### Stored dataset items
☆ ☆ ☆ ☆ ☆ ☆ ☆

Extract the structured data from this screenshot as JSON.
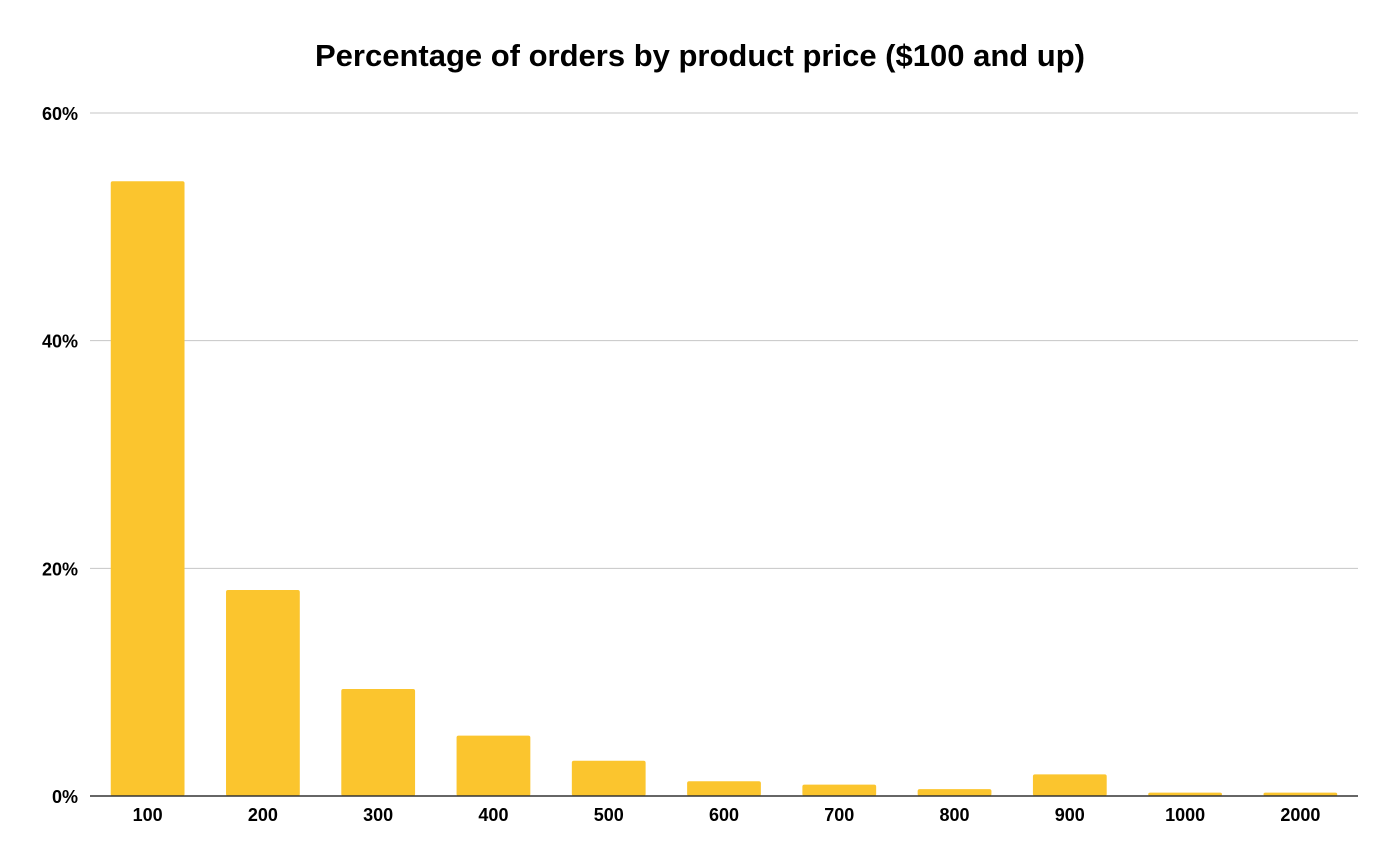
{
  "chart_data": {
    "type": "bar",
    "title": "Percentage of orders by product price ($100 and up)",
    "xlabel": "",
    "ylabel": "",
    "categories": [
      "100",
      "200",
      "300",
      "400",
      "500",
      "600",
      "700",
      "800",
      "900",
      "1000",
      "2000"
    ],
    "values": [
      54.0,
      18.1,
      9.4,
      5.3,
      3.1,
      1.3,
      1.0,
      0.6,
      1.9,
      0.3,
      0.3
    ],
    "ylim": [
      0,
      60
    ],
    "yticks": [
      0,
      20,
      40,
      60
    ],
    "ytick_labels": [
      "0%",
      "20%",
      "40%",
      "60%"
    ],
    "grid": true,
    "legend": "none",
    "colors": {
      "bar": "#FBC52E",
      "grid": "#C6C6C6",
      "axis": "#333333",
      "text": "#000000"
    }
  }
}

☆ ☆ ☆ ☆ ☆ ☆ ☆

### SET EXERCISE
Retype all of the entries exactly as written, leaving out any images.

### RIGHT ANSWER
Extract the structured data from this screenshot as JSON.
{
  "chart_data": {
    "type": "bar",
    "title": "Percentage of orders by product price ($100 and up)",
    "xlabel": "",
    "ylabel": "",
    "categories": [
      "100",
      "200",
      "300",
      "400",
      "500",
      "600",
      "700",
      "800",
      "900",
      "1000",
      "2000"
    ],
    "values": [
      54.0,
      18.1,
      9.4,
      5.3,
      3.1,
      1.3,
      1.0,
      0.6,
      1.9,
      0.3,
      0.3
    ],
    "ylim": [
      0,
      60
    ],
    "yticks": [
      0,
      20,
      40,
      60
    ],
    "ytick_labels": [
      "0%",
      "20%",
      "40%",
      "60%"
    ],
    "grid": true,
    "legend": "none",
    "colors": {
      "bar": "#FBC52E",
      "grid": "#C6C6C6",
      "axis": "#333333",
      "text": "#000000"
    }
  }
}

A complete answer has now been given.